(Items from a dataset)

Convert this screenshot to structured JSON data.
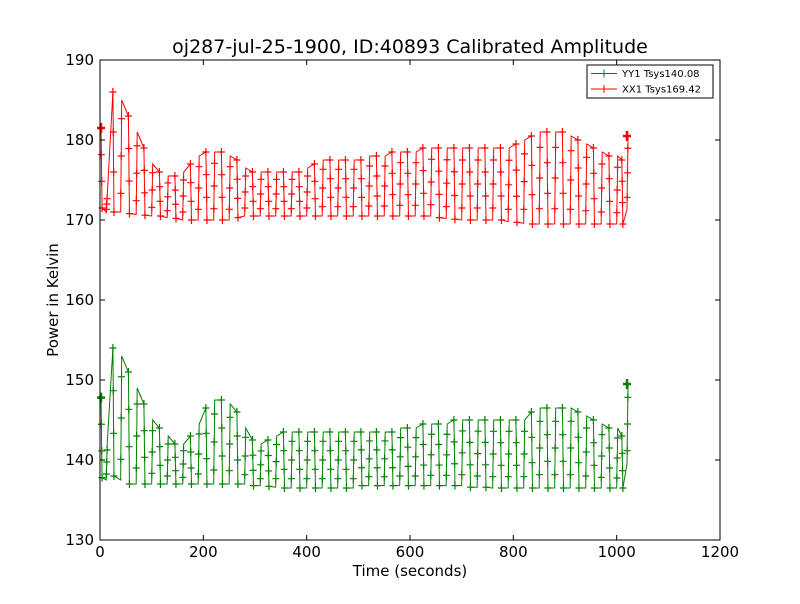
{
  "chart_data": {
    "type": "line",
    "title": "oj287-jul-25-1900, ID:40893 Calibrated Amplitude",
    "xlabel": "Time (seconds)",
    "ylabel": "Power in Kelvin",
    "xlim": [
      0,
      1200
    ],
    "ylim": [
      130,
      190
    ],
    "xticks": [
      0,
      200,
      400,
      600,
      800,
      1000,
      1200
    ],
    "yticks": [
      130,
      140,
      150,
      160,
      170,
      180,
      190
    ],
    "grid": false,
    "legend_position": "top-right",
    "marker": "+",
    "series": [
      {
        "name": "YY1 Tsys140.08",
        "color": "#008000",
        "t": [
          2,
          12,
          25,
          40,
          55,
          70,
          85,
          100,
          115,
          130,
          145,
          160,
          175,
          190,
          205,
          220,
          235,
          250,
          265,
          280,
          295,
          310,
          325,
          340,
          355,
          370,
          385,
          400,
          415,
          430,
          445,
          460,
          475,
          490,
          505,
          520,
          535,
          550,
          565,
          580,
          595,
          610,
          625,
          640,
          655,
          670,
          685,
          700,
          715,
          730,
          745,
          760,
          775,
          790,
          805,
          820,
          835,
          850,
          865,
          880,
          895,
          910,
          925,
          940,
          955,
          970,
          985,
          1000,
          1010,
          1020
        ],
        "hi": [
          147.8,
          142,
          154,
          153,
          151,
          149,
          147,
          145,
          144,
          143,
          142,
          142,
          143,
          144.5,
          146.5,
          147.5,
          147.5,
          147,
          146,
          144,
          142.5,
          142,
          142.5,
          143,
          143.5,
          143.5,
          143.5,
          143.5,
          143.5,
          143.5,
          143.5,
          143.5,
          143.5,
          143.5,
          143.5,
          143.5,
          143.5,
          143.5,
          143.5,
          144,
          144,
          144,
          144.5,
          144.5,
          144.5,
          144.5,
          145,
          145,
          145,
          145,
          145,
          145,
          145,
          145,
          145,
          145,
          146,
          146.5,
          146.5,
          146.5,
          146.5,
          146.5,
          146,
          145.5,
          145,
          144.5,
          144,
          144,
          143,
          149.5
        ],
        "lo": [
          137.8,
          137.5,
          138,
          137.5,
          137,
          137,
          137,
          137,
          137,
          137,
          137,
          137,
          137,
          137,
          137,
          137,
          137,
          137,
          137,
          137,
          136.8,
          136.8,
          136.7,
          136.6,
          136.5,
          136.5,
          136.5,
          136.5,
          136.5,
          136.5,
          136.5,
          136.5,
          136.5,
          136.5,
          136.8,
          136.8,
          136.8,
          136.8,
          136.8,
          136.8,
          136.8,
          136.8,
          136.8,
          136.8,
          136.8,
          136.8,
          136.8,
          136.8,
          136.6,
          136.6,
          136.6,
          136.5,
          136.5,
          136.5,
          136.5,
          136.5,
          136.5,
          136.5,
          136.5,
          136.5,
          136.5,
          136.5,
          136.5,
          136.5,
          136.5,
          136.5,
          136.5,
          136.5,
          136.5,
          139.5
        ]
      },
      {
        "name": "XX1 Tsys169.42",
        "color": "#ff0000",
        "t": [
          2,
          12,
          25,
          40,
          55,
          70,
          85,
          100,
          115,
          130,
          145,
          160,
          175,
          190,
          205,
          220,
          235,
          250,
          265,
          280,
          295,
          310,
          325,
          340,
          355,
          370,
          385,
          400,
          415,
          430,
          445,
          460,
          475,
          490,
          505,
          520,
          535,
          550,
          565,
          580,
          595,
          610,
          625,
          640,
          655,
          670,
          685,
          700,
          715,
          730,
          745,
          760,
          775,
          790,
          805,
          820,
          835,
          850,
          865,
          880,
          895,
          910,
          925,
          940,
          955,
          970,
          985,
          1000,
          1010,
          1020
        ],
        "hi": [
          181.5,
          173,
          186,
          185,
          183,
          181,
          179,
          177,
          176,
          175.5,
          175.5,
          176,
          177,
          178,
          178.5,
          178.5,
          178.5,
          178,
          177.5,
          176.5,
          176,
          176,
          176,
          176,
          176,
          176,
          176,
          176.5,
          177,
          177.5,
          177.5,
          177.5,
          177.5,
          177.5,
          177.5,
          178,
          178,
          178,
          178.5,
          178.5,
          178.5,
          178.5,
          179,
          179,
          179,
          179,
          179,
          179,
          179,
          179,
          179,
          179,
          179,
          179,
          179.5,
          180,
          180.5,
          181,
          181,
          181,
          181,
          180.5,
          180,
          179.5,
          179,
          178.5,
          178,
          178,
          177.5,
          180.5
        ],
        "lo": [
          171.5,
          171,
          171,
          171,
          170.8,
          170.7,
          170.6,
          170.5,
          170.5,
          170.3,
          170.2,
          170,
          170,
          170,
          170,
          170,
          170,
          170,
          170.3,
          170.5,
          170.5,
          170.5,
          170.5,
          170.5,
          170.5,
          170.5,
          170.5,
          170.5,
          170.5,
          170.5,
          170.5,
          170.5,
          170.5,
          170.5,
          170.5,
          170.5,
          170.5,
          170.5,
          170.5,
          170.5,
          170.5,
          170.5,
          170.5,
          170.5,
          170.3,
          170.2,
          170.1,
          170,
          170,
          170,
          170,
          170,
          170,
          169.8,
          169.7,
          169.6,
          169.5,
          169.5,
          169.5,
          169.5,
          169.5,
          169.5,
          169.5,
          169.5,
          169.5,
          169.5,
          169.5,
          169.5,
          169.5,
          171.3
        ]
      }
    ]
  }
}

**What to work on**
Reproduce the material word for word. Any pictures should be left out of the copy.

**Answer to the problem**
Convert this screenshot to structured JSON data.
{
  "chart_data": {
    "type": "line",
    "title": "oj287-jul-25-1900, ID:40893 Calibrated Amplitude",
    "xlabel": "Time (seconds)",
    "ylabel": "Power in Kelvin",
    "xlim": [
      0,
      1200
    ],
    "ylim": [
      130,
      190
    ],
    "xticks": [
      0,
      200,
      400,
      600,
      800,
      1000,
      1200
    ],
    "yticks": [
      130,
      140,
      150,
      160,
      170,
      180,
      190
    ],
    "grid": false,
    "legend_position": "top-right",
    "marker": "+",
    "series": [
      {
        "name": "YY1 Tsys140.08",
        "color": "#008000",
        "t": [
          2,
          12,
          25,
          40,
          55,
          70,
          85,
          100,
          115,
          130,
          145,
          160,
          175,
          190,
          205,
          220,
          235,
          250,
          265,
          280,
          295,
          310,
          325,
          340,
          355,
          370,
          385,
          400,
          415,
          430,
          445,
          460,
          475,
          490,
          505,
          520,
          535,
          550,
          565,
          580,
          595,
          610,
          625,
          640,
          655,
          670,
          685,
          700,
          715,
          730,
          745,
          760,
          775,
          790,
          805,
          820,
          835,
          850,
          865,
          880,
          895,
          910,
          925,
          940,
          955,
          970,
          985,
          1000,
          1010,
          1020
        ],
        "hi": [
          147.8,
          142,
          154,
          153,
          151,
          149,
          147,
          145,
          144,
          143,
          142,
          142,
          143,
          144.5,
          146.5,
          147.5,
          147.5,
          147,
          146,
          144,
          142.5,
          142,
          142.5,
          143,
          143.5,
          143.5,
          143.5,
          143.5,
          143.5,
          143.5,
          143.5,
          143.5,
          143.5,
          143.5,
          143.5,
          143.5,
          143.5,
          143.5,
          143.5,
          144,
          144,
          144,
          144.5,
          144.5,
          144.5,
          144.5,
          145,
          145,
          145,
          145,
          145,
          145,
          145,
          145,
          145,
          145,
          146,
          146.5,
          146.5,
          146.5,
          146.5,
          146.5,
          146,
          145.5,
          145,
          144.5,
          144,
          144,
          143,
          149.5
        ],
        "lo": [
          137.8,
          137.5,
          138,
          137.5,
          137,
          137,
          137,
          137,
          137,
          137,
          137,
          137,
          137,
          137,
          137,
          137,
          137,
          137,
          137,
          137,
          136.8,
          136.8,
          136.7,
          136.6,
          136.5,
          136.5,
          136.5,
          136.5,
          136.5,
          136.5,
          136.5,
          136.5,
          136.5,
          136.5,
          136.8,
          136.8,
          136.8,
          136.8,
          136.8,
          136.8,
          136.8,
          136.8,
          136.8,
          136.8,
          136.8,
          136.8,
          136.8,
          136.8,
          136.6,
          136.6,
          136.6,
          136.5,
          136.5,
          136.5,
          136.5,
          136.5,
          136.5,
          136.5,
          136.5,
          136.5,
          136.5,
          136.5,
          136.5,
          136.5,
          136.5,
          136.5,
          136.5,
          136.5,
          136.5,
          139.5
        ]
      },
      {
        "name": "XX1 Tsys169.42",
        "color": "#ff0000",
        "t": [
          2,
          12,
          25,
          40,
          55,
          70,
          85,
          100,
          115,
          130,
          145,
          160,
          175,
          190,
          205,
          220,
          235,
          250,
          265,
          280,
          295,
          310,
          325,
          340,
          355,
          370,
          385,
          400,
          415,
          430,
          445,
          460,
          475,
          490,
          505,
          520,
          535,
          550,
          565,
          580,
          595,
          610,
          625,
          640,
          655,
          670,
          685,
          700,
          715,
          730,
          745,
          760,
          775,
          790,
          805,
          820,
          835,
          850,
          865,
          880,
          895,
          910,
          925,
          940,
          955,
          970,
          985,
          1000,
          1010,
          1020
        ],
        "hi": [
          181.5,
          173,
          186,
          185,
          183,
          181,
          179,
          177,
          176,
          175.5,
          175.5,
          176,
          177,
          178,
          178.5,
          178.5,
          178.5,
          178,
          177.5,
          176.5,
          176,
          176,
          176,
          176,
          176,
          176,
          176,
          176.5,
          177,
          177.5,
          177.5,
          177.5,
          177.5,
          177.5,
          177.5,
          178,
          178,
          178,
          178.5,
          178.5,
          178.5,
          178.5,
          179,
          179,
          179,
          179,
          179,
          179,
          179,
          179,
          179,
          179,
          179,
          179,
          179.5,
          180,
          180.5,
          181,
          181,
          181,
          181,
          180.5,
          180,
          179.5,
          179,
          178.5,
          178,
          178,
          177.5,
          180.5
        ],
        "lo": [
          171.5,
          171,
          171,
          171,
          170.8,
          170.7,
          170.6,
          170.5,
          170.5,
          170.3,
          170.2,
          170,
          170,
          170,
          170,
          170,
          170,
          170,
          170.3,
          170.5,
          170.5,
          170.5,
          170.5,
          170.5,
          170.5,
          170.5,
          170.5,
          170.5,
          170.5,
          170.5,
          170.5,
          170.5,
          170.5,
          170.5,
          170.5,
          170.5,
          170.5,
          170.5,
          170.5,
          170.5,
          170.5,
          170.5,
          170.5,
          170.5,
          170.3,
          170.2,
          170.1,
          170,
          170,
          170,
          170,
          170,
          170,
          169.8,
          169.7,
          169.6,
          169.5,
          169.5,
          169.5,
          169.5,
          169.5,
          169.5,
          169.5,
          169.5,
          169.5,
          169.5,
          169.5,
          169.5,
          169.5,
          171.3
        ]
      }
    ]
  }
}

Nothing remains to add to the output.